FIFA 21 won't have VAR or fan-free stadiums, EA has confirmed.
Despite being two of the most controversial aspects of the 2019-2020 season, EA's next football sim isn't looking to replicate them in-game. VAR, short for ‘video assistant referee’, has been met with mostly negative feedback from fans of the Premier League following a series of marginal offside calls being overturned, and its use in England is likely to be reviewed this summer. Fan-free stadiums are a result of the coronavirus pandemic, and expected to be the norm next season in most major football leagues.
“Every year we set out to make the most authentic football experience possible,” says line producer Ionel Stanescu. “But we want to make sure that we express football in its best, and purest, form. For us that means crowds in the stadium, because that’s what the sport is all about. To that end you will still get the full-on broadcast experience of a regular football match. Full-on crowds, authentic atmosphere and so on.”
“Regarding VAR, it’s a very good question, but the answer is no,” says lead gameplay producer Sam Rivera. “In a videogame, what it would be adding to the experience isn’t very important at this time – the system knows if a challenge is a foul or not, so we decided to focus on areas which we consider higher priority. That doesn’t mean it won’t arrive in the future, but there are no plans to include it in FIFA 21.”
The upside to this news is that instead of development resources being diverted to new off-field details, EA says it has focussed on three specific gameplay pillars: creativity, fluidity, and responsiveness. We’ve had a brief playtest in exhibition mode, and signs are promising – read more in our comprehensive rundown of FIFA 21 features.
Feeding into those pillars is community feedback, and EA says it’s made specific changes based on what it’s learned from users over the last 12 months. For instance, certain celebrations have been removed to reduce toxicity in the game’s online environment. “We’ve removed the ‘shhh’ and another one that is called the ‘ay-okay’,” says Rivera. “And we’ve changed the flow. After a goal the time to celebrate is reduced, there’s just one replay, and no more ‘walkback’ to the centre spot like in FIFA 20.”
Also included as a direct result of fan feedback is the option to super cancel almost any animation – dribble, pass, shot – by (on PS4) hitting L2 and R2 at the same time. Along similar lines, assisted headers make crossing more effective than last year, and defensive blocks are less random, with players adjusting their bodies as the ball travels towards them in the hope of getting a shoulder or hip or outstretched toe in the way of a pass or shot at goal.
FIFA 21 is released on PS4, Xbox One, Nintendo Switch and PC on 9 October, and PS5 and Xbox Series X to tie in with the Christmas release of those consoles.

| Your goal |
Reproduce the FIFA 21 article above in full, word for word.

| Available data |
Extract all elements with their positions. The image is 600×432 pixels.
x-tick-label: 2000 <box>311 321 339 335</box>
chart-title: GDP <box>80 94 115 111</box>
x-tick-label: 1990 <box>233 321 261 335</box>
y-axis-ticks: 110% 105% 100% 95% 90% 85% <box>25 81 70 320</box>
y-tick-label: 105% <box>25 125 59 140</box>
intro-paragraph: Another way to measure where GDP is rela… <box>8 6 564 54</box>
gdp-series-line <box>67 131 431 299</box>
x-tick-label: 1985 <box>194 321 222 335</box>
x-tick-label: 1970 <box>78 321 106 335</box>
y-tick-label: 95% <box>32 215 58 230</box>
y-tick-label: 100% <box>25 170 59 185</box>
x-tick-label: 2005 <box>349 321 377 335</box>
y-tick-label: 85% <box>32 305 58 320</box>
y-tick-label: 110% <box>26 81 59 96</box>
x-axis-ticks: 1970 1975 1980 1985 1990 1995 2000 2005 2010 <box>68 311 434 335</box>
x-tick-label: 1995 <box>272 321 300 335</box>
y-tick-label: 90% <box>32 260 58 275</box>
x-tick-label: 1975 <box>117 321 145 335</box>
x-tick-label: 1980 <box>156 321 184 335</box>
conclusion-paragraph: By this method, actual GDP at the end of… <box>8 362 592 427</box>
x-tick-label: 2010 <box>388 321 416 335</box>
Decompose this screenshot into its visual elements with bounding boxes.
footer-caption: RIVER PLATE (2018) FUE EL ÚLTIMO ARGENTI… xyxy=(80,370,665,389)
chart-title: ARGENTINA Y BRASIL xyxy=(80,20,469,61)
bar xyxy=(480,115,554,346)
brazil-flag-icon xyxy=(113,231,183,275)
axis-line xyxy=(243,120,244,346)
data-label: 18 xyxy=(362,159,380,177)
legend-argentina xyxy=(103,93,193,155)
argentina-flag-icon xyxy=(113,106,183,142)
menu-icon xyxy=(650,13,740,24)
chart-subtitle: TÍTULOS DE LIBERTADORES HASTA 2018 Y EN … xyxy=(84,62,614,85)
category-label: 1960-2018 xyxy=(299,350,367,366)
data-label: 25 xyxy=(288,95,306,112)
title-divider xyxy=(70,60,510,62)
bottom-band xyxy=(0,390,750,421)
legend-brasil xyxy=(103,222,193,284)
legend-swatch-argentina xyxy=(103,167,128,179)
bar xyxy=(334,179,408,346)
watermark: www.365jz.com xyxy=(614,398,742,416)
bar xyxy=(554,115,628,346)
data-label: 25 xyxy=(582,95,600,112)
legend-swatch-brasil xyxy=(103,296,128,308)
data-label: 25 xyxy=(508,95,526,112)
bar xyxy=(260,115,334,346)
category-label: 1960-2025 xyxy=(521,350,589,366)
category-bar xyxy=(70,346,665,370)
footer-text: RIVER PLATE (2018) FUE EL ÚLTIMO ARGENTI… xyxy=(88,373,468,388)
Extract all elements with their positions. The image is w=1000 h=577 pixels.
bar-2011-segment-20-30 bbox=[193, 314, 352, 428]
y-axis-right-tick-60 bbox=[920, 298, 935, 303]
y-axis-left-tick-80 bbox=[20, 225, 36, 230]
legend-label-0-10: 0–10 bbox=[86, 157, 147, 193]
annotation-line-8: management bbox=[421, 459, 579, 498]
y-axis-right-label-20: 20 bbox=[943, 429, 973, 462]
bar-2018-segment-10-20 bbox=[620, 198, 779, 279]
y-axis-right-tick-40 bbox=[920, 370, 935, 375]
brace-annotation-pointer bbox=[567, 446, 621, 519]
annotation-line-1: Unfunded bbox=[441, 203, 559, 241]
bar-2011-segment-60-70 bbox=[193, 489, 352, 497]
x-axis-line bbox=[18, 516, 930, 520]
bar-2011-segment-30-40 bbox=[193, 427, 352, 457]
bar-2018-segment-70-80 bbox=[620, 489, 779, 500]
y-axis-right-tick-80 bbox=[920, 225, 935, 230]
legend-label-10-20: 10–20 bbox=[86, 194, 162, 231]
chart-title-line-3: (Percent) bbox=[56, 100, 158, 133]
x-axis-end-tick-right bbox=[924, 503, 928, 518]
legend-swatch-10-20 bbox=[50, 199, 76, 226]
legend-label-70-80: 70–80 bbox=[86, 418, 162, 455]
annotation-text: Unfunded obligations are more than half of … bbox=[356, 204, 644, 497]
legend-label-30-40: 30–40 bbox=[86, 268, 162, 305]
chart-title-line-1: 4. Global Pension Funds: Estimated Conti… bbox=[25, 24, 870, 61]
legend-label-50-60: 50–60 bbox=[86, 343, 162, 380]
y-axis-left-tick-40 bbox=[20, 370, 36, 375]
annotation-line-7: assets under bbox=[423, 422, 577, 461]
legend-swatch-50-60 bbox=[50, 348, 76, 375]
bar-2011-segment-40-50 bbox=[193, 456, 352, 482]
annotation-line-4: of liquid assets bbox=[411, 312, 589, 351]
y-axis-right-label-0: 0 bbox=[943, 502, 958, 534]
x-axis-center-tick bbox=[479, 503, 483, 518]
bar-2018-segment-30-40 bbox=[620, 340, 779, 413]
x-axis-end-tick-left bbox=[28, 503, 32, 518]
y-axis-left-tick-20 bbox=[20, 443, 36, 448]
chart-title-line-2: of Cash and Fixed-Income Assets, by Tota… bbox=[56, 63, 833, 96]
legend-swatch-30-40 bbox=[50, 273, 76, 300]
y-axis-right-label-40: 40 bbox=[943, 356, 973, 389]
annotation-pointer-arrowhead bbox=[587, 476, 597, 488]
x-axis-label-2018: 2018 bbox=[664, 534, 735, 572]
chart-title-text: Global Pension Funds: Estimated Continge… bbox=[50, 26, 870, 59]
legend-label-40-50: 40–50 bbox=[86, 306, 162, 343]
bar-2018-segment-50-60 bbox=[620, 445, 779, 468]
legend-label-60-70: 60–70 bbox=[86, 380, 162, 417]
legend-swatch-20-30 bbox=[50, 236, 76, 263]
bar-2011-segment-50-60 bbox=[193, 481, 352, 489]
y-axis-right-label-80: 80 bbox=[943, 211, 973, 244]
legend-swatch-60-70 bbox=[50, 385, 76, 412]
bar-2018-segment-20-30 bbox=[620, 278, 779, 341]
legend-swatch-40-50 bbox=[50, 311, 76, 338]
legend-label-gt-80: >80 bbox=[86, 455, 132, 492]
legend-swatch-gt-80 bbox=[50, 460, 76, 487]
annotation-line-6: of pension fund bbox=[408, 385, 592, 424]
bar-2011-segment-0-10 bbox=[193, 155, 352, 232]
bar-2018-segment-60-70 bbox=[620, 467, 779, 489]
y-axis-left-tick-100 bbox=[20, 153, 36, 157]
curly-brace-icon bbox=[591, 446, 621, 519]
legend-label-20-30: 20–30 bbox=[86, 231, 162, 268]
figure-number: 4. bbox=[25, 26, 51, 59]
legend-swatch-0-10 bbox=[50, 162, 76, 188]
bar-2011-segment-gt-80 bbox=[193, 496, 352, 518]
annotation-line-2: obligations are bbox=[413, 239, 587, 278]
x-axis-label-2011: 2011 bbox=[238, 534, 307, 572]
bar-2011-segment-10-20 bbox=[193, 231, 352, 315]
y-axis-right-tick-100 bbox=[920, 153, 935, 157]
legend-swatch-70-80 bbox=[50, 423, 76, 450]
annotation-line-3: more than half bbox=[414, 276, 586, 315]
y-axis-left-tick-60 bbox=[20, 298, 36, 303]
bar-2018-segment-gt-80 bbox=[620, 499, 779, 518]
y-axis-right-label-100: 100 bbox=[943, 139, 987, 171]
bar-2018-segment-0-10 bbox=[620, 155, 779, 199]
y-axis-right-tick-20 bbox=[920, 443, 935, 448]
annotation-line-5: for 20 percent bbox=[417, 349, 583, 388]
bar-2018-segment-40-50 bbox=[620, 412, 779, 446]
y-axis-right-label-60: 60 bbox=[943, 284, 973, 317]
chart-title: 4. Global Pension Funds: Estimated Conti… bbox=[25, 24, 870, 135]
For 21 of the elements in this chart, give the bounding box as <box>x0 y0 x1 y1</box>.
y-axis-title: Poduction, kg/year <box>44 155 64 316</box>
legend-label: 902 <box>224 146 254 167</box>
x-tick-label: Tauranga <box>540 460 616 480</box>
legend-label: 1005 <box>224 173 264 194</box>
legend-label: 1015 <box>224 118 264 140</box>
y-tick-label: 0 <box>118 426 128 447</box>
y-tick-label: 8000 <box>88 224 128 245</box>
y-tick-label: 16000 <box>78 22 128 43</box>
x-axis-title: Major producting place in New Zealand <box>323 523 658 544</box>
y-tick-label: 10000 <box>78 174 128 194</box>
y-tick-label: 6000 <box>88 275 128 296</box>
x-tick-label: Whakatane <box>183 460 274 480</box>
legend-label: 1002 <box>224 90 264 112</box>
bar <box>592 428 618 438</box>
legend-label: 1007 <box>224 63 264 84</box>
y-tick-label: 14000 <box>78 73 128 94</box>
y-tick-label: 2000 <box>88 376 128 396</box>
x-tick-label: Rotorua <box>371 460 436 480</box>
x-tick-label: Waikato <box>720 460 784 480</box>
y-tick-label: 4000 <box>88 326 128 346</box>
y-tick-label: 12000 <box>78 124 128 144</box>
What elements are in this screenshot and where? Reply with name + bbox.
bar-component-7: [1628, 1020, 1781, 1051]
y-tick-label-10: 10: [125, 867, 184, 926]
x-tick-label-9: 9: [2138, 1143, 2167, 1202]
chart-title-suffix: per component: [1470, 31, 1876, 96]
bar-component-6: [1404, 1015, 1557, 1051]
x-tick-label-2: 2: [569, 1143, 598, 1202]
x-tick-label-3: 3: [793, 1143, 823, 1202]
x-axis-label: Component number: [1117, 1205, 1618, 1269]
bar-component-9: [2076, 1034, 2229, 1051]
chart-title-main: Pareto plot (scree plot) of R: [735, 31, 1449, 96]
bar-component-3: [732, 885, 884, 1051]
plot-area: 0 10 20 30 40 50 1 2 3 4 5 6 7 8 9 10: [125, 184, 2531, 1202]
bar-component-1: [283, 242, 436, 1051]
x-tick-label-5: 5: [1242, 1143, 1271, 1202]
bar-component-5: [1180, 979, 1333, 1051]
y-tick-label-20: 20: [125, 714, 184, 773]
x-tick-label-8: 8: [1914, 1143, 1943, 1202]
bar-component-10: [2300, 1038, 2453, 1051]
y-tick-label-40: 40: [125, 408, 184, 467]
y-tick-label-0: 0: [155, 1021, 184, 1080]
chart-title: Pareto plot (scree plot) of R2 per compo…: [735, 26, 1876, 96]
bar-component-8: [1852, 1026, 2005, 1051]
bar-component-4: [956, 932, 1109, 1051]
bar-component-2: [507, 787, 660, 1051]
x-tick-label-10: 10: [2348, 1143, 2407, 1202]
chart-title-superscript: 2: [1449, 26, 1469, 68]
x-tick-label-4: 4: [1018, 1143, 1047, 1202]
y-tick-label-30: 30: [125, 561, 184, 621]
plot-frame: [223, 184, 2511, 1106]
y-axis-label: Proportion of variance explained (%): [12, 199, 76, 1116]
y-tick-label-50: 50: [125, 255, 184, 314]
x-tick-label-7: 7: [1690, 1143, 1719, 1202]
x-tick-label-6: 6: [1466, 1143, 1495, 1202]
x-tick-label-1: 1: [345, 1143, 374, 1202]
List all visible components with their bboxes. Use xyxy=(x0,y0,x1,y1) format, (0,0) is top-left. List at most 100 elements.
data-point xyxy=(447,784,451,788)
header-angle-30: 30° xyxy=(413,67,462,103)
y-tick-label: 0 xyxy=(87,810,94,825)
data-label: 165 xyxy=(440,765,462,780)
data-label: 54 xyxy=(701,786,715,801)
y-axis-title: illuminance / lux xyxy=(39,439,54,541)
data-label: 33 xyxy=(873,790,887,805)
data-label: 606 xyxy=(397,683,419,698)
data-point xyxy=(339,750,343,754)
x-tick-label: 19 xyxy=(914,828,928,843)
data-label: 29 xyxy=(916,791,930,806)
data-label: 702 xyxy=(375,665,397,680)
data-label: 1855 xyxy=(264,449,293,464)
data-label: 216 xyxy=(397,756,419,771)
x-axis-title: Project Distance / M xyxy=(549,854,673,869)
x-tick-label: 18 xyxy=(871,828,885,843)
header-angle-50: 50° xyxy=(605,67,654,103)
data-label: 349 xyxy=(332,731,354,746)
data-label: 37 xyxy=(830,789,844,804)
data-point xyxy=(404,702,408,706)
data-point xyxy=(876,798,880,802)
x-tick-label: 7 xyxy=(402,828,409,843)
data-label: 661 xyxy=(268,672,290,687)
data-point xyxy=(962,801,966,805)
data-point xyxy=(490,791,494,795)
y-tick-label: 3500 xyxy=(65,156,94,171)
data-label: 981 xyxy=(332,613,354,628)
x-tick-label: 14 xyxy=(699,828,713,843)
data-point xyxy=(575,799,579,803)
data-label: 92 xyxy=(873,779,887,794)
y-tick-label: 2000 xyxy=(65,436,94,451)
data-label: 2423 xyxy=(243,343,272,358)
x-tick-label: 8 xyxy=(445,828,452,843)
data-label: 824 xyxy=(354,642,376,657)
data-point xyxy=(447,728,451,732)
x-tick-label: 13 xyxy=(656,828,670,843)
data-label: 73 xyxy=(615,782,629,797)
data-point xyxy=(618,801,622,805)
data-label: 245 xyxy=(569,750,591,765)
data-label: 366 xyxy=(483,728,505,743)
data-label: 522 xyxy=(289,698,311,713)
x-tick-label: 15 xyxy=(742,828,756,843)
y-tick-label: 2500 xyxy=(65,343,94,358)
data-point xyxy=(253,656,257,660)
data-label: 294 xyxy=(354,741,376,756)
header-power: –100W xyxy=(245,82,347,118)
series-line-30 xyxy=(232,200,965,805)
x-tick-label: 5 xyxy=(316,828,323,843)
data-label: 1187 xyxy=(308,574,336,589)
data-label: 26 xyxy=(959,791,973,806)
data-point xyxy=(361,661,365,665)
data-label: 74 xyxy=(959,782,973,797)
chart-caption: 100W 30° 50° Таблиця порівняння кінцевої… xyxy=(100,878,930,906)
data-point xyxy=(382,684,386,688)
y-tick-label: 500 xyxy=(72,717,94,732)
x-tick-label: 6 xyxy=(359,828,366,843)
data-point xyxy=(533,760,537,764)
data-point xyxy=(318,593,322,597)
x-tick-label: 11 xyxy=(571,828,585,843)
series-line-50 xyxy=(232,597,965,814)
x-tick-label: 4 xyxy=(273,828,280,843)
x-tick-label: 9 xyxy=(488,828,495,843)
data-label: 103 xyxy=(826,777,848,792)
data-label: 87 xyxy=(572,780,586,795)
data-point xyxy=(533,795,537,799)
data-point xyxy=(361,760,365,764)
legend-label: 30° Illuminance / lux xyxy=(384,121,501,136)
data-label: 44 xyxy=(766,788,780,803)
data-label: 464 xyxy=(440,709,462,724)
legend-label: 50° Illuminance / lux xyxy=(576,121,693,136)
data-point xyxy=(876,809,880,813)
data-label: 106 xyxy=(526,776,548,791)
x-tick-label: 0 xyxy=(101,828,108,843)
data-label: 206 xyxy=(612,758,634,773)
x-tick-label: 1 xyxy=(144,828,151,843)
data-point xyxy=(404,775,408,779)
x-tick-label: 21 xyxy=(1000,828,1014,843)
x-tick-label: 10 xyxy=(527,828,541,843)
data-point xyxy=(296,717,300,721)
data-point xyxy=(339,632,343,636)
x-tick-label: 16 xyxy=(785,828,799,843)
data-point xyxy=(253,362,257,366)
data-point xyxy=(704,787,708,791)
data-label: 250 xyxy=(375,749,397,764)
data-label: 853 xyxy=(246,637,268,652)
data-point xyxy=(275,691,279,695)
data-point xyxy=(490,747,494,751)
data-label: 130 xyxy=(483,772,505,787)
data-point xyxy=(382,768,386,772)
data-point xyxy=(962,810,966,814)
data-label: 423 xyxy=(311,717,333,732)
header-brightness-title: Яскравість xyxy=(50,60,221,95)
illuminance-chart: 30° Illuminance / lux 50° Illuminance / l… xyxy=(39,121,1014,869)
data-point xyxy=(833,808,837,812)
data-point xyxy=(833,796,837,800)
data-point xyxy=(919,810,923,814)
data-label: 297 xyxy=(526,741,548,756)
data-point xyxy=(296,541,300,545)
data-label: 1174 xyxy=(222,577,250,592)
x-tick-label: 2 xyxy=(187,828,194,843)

| Response area |
FIFA 21 won't have VAR or fan-free stadiums, EA has confirmed.
Despite being two of the most controversial aspects of the 2019-2020 season, EA's next football sim isn't looking to replicate them in-game. VAR, short for ‘video assistant referee’, has been met with mostly negative feedback from fans of the Premier League following a series of marginal offside calls being overturned, and its use in England is likely to be reviewed this summer. Fan-free stadiums are a result of the coronavirus pandemic, and expected to be the norm next season in most major football leagues.
“Every year we set out to make the most authentic football experience possible,” says line producer Ionel Stanescu. “But we want to make sure that we express football in its best, and purest, form. For us that means crowds in the stadium, because that’s what the sport is all about. To that end you will still get the full-on broadcast experience of a regular football match. Full-on crowds, authentic atmosphere and so on.”
“Regarding VAR, it’s a very good question, but the answer is no,” says lead gameplay producer Sam Rivera. “In a videogame, what it would be adding to the experience isn’t very important at this time – the system knows if a challenge is a foul or not, so we decided to focus on areas which we consider higher priority. That doesn’t mean it won’t arrive in the future, but there are no plans to include it in FIFA 21.”
The upside to this news is that instead of development resources being diverted to new off-field details, EA says it has focussed on three specific gameplay pillars: creativity, fluidity, and responsiveness. We’ve had a brief playtest in exhibition mode, and signs are promising – read more in our comprehensive rundown of FIFA 21 features.
Feeding into those pillars is community feedback, and EA says it’s made specific changes based on what it’s learned from users over the last 12 months. For instance, certain celebrations have been removed to reduce toxicity in the game’s online environment. “We’ve removed the ‘shhh’ and another one that is called the ‘ay-okay’,” says Rivera. “And we’ve changed the flow. After a goal the time to celebrate is reduced, there’s just one replay, and no more ‘walkback’ to the centre spot like in FIFA 20.”
Also included as a direct result of fan feedback is the option to super cancel almost any animation – dribble, pass, shot – by (on PS4) hitting L2 and R2 at the same time. Along similar lines, assisted headers make crossing more effective than last year, and defensive blocks are less random, with players adjusting their bodies as the ball travels towards them in the hope of getting a shoulder or hip or outstretched toe in the way of a pass or shot at goal.
FIFA 21 is released on PS4, Xbox One, Nintendo Switch and PC on 9 October, and PS5 and Xbox Series X to tie in with the Christmas release of those consoles.